Count how many lines hold the string "大人しく首吊れよクズ". Answer with that number and nothing more.
>>>>>
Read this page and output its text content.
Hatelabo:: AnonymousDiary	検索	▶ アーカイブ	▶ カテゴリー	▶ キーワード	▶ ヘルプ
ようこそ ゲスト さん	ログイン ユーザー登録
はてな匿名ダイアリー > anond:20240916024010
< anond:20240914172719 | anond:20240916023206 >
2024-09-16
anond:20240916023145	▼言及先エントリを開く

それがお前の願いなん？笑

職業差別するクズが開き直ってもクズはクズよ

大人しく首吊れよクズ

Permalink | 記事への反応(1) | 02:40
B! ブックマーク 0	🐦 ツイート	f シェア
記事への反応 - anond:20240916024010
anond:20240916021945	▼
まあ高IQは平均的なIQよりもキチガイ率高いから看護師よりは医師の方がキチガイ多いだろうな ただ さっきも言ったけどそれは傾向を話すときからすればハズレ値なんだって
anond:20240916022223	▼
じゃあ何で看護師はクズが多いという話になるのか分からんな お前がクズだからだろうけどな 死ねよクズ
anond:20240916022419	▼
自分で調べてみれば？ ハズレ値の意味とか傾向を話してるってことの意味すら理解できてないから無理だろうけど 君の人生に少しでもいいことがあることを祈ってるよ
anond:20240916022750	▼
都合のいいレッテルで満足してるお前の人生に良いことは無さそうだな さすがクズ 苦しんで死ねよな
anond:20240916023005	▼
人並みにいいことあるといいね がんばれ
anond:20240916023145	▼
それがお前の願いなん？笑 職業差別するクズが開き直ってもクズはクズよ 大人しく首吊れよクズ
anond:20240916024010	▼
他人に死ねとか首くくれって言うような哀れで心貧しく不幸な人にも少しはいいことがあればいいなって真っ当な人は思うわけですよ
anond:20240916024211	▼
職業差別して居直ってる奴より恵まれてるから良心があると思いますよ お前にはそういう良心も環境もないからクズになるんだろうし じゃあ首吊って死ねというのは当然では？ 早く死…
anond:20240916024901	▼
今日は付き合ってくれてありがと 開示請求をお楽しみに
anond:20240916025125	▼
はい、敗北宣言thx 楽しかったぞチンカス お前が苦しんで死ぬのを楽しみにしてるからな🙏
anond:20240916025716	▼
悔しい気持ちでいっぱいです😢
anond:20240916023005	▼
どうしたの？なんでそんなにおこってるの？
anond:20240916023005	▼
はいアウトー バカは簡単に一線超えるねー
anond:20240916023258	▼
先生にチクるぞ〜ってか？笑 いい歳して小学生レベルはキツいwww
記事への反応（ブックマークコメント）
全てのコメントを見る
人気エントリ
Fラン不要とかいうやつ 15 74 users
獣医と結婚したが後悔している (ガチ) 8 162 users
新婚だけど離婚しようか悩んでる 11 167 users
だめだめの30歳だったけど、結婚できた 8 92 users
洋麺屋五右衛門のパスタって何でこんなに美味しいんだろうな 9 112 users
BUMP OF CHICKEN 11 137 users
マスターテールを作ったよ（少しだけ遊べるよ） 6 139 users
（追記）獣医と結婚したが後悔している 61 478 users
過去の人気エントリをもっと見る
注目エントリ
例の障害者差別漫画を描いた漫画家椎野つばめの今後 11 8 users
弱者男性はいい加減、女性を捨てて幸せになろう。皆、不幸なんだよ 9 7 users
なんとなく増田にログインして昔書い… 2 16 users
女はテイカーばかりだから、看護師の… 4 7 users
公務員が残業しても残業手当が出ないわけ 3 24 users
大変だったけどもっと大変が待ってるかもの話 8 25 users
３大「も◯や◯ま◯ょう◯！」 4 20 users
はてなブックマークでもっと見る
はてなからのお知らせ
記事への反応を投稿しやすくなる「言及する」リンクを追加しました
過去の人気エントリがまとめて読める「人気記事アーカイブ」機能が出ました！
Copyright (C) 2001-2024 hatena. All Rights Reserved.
<<<<<
TASK RESPONSE
2